=== DATA FOR REVIEW ===
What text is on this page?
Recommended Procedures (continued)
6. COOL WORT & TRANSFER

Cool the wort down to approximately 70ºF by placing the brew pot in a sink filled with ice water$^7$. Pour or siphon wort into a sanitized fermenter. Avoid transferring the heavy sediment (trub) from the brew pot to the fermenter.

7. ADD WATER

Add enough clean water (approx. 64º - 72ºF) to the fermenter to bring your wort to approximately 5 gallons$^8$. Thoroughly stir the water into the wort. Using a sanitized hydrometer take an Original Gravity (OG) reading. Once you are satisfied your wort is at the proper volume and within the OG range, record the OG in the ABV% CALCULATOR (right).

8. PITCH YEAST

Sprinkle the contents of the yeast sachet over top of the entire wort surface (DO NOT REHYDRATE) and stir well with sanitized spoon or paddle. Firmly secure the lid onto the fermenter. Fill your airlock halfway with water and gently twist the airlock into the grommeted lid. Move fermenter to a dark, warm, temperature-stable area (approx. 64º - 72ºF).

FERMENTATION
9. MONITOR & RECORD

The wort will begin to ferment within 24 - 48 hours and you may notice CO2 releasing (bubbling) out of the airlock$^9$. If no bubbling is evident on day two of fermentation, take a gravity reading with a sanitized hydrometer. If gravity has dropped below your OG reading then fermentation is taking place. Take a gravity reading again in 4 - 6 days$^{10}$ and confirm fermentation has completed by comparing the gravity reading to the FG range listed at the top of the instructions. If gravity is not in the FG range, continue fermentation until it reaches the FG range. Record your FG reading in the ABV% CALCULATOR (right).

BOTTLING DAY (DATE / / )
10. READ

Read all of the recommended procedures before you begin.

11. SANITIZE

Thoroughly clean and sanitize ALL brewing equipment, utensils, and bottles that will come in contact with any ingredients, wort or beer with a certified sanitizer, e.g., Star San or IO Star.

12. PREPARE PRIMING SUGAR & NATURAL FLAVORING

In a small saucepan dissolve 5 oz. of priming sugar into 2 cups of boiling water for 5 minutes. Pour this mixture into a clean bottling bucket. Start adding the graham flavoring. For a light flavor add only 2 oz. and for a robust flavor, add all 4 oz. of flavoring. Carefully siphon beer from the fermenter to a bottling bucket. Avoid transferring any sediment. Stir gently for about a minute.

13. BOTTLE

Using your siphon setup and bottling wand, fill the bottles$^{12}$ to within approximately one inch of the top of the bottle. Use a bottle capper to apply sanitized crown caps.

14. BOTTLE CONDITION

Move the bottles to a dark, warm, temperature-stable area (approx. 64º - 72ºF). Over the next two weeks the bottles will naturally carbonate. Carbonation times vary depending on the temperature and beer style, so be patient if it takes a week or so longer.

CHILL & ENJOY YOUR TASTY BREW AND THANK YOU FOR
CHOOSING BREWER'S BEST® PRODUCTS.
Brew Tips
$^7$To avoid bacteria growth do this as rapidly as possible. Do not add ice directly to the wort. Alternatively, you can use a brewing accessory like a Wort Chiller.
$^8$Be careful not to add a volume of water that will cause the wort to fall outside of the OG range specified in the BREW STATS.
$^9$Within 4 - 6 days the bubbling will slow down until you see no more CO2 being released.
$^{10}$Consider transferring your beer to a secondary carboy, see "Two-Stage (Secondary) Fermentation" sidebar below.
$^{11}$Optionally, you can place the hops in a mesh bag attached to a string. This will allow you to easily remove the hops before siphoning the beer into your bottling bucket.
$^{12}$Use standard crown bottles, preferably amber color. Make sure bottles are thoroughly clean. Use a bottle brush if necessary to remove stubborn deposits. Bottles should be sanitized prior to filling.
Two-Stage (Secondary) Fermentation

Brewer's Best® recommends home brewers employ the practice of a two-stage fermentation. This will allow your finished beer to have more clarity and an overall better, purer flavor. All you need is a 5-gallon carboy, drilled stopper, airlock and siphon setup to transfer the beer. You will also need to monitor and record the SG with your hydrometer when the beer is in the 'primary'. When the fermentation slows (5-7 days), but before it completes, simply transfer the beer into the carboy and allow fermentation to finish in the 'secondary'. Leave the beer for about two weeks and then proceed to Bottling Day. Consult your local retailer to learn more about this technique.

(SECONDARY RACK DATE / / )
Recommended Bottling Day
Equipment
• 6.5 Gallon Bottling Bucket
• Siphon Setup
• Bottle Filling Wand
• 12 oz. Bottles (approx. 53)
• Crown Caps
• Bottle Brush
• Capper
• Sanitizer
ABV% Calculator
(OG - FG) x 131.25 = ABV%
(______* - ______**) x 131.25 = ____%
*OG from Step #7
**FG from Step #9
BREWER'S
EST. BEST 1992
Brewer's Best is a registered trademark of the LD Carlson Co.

=== EXERCISE ===
An exact copy of every record above is what's needed here.

=== RESULT ===
What text is on this page?
Recommended Procedures (continued)
6. COOL WORT & TRANSFER

Cool the wort down to approximately 70ºF by placing the brew pot in a sink filled with ice water$^7$. Pour or siphon wort into a sanitized fermenter. Avoid transferring the heavy sediment (trub) from the brew pot to the fermenter.

7. ADD WATER

Add enough clean water (approx. 64º - 72ºF) to the fermenter to bring your wort to approximately 5 gallons$^8$. Thoroughly stir the water into the wort. Using a sanitized hydrometer take an Original Gravity (OG) reading. Once you are satisfied your wort is at the proper volume and within the OG range, record the OG in the ABV% CALCULATOR (right).

8. PITCH YEAST

Sprinkle the contents of the yeast sachet over top of the entire wort surface (DO NOT REHYDRATE) and stir well with sanitized spoon or paddle. Firmly secure the lid onto the fermenter. Fill your airlock halfway with water and gently twist the airlock into the grommeted lid. Move fermenter to a dark, warm, temperature-stable area (approx. 64º - 72ºF).

FERMENTATION
9. MONITOR & RECORD

The wort will begin to ferment within 24 - 48 hours and you may notice CO2 releasing (bubbling) out of the airlock$^9$. If no bubbling is evident on day two of fermentation, take a gravity reading with a sanitized hydrometer. If gravity has dropped below your OG reading then fermentation is taking place. Take a gravity reading again in 4 - 6 days$^{10}$ and confirm fermentation has completed by comparing the gravity reading to the FG range listed at the top of the instructions. If gravity is not in the FG range, continue fermentation until it reaches the FG range. Record your FG reading in the ABV% CALCULATOR (right).

BOTTLING DAY (DATE / / )
10. READ

Read all of the recommended procedures before you begin.

11. SANITIZE

Thoroughly clean and sanitize ALL brewing equipment, utensils, and bottles that will come in contact with any ingredients, wort or beer with a certified sanitizer, e.g., Star San or IO Star.

12. PREPARE PRIMING SUGAR & NATURAL FLAVORING

In a small saucepan dissolve 5 oz. of priming sugar into 2 cups of boiling water for 5 minutes. Pour this mixture into a clean bottling bucket. Start adding the graham flavoring. For a light flavor add only 2 oz. and for a robust flavor, add all 4 oz. of flavoring. Carefully siphon beer from the fermenter to a bottling bucket. Avoid transferring any sediment. Stir gently for about a minute.

13. BOTTLE

Using your siphon setup and bottling wand, fill the bottles$^{12}$ to within approximately one inch of the top of the bottle. Use a bottle capper to apply sanitized crown caps.

14. BOTTLE CONDITION

Move the bottles to a dark, warm, temperature-stable area (approx. 64º - 72ºF). Over the next two weeks the bottles will naturally carbonate. Carbonation times vary depending on the temperature and beer style, so be patient if it takes a week or so longer.

CHILL & ENJOY YOUR TASTY BREW AND THANK YOU FOR
CHOOSING BREWER'S BEST® PRODUCTS.
Brew Tips
$^7$To avoid bacteria growth do this as rapidly as possible. Do not add ice directly to the wort. Alternatively, you can use a brewing accessory like a Wort Chiller.
$^8$Be careful not to add a volume of water that will cause the wort to fall outside of the OG range specified in the BREW STATS.
$^9$Within 4 - 6 days the bubbling will slow down until you see no more CO2 being released.
$^{10}$Consider transferring your beer to a secondary carboy, see "Two-Stage (Secondary) Fermentation" sidebar below.
$^{11}$Optionally, you can place the hops in a mesh bag attached to a string. This will allow you to easily remove the hops before siphoning the beer into your bottling bucket.
$^{12}$Use standard crown bottles, preferably amber color. Make sure bottles are thoroughly clean. Use a bottle brush if necessary to remove stubborn deposits. Bottles should be sanitized prior to filling.
Two-Stage (Secondary) Fermentation

Brewer's Best® recommends home brewers employ the practice of a two-stage fermentation. This will allow your finished beer to have more clarity and an overall better, purer flavor. All you need is a 5-gallon carboy, drilled stopper, airlock and siphon setup to transfer the beer. You will also need to monitor and record the SG with your hydrometer when the beer is in the 'primary'. When the fermentation slows (5-7 days), but before it completes, simply transfer the beer into the carboy and allow fermentation to finish in the 'secondary'. Leave the beer for about two weeks and then proceed to Bottling Day. Consult your local retailer to learn more about this technique.

(SECONDARY RACK DATE / / )
Recommended Bottling Day
Equipment
• 6.5 Gallon Bottling Bucket
• Siphon Setup
• Bottle Filling Wand
• 12 oz. Bottles (approx. 53)
• Crown Caps
• Bottle Brush
• Capper
• Sanitizer
ABV% Calculator
(OG - FG) x 131.25 = ABV%
(______* - ______**) x 131.25 = ____%
*OG from Step #7
**FG from Step #9
BREWER'S
EST. BEST 1992
Brewer's Best is a registered trademark of the LD Carlson Co.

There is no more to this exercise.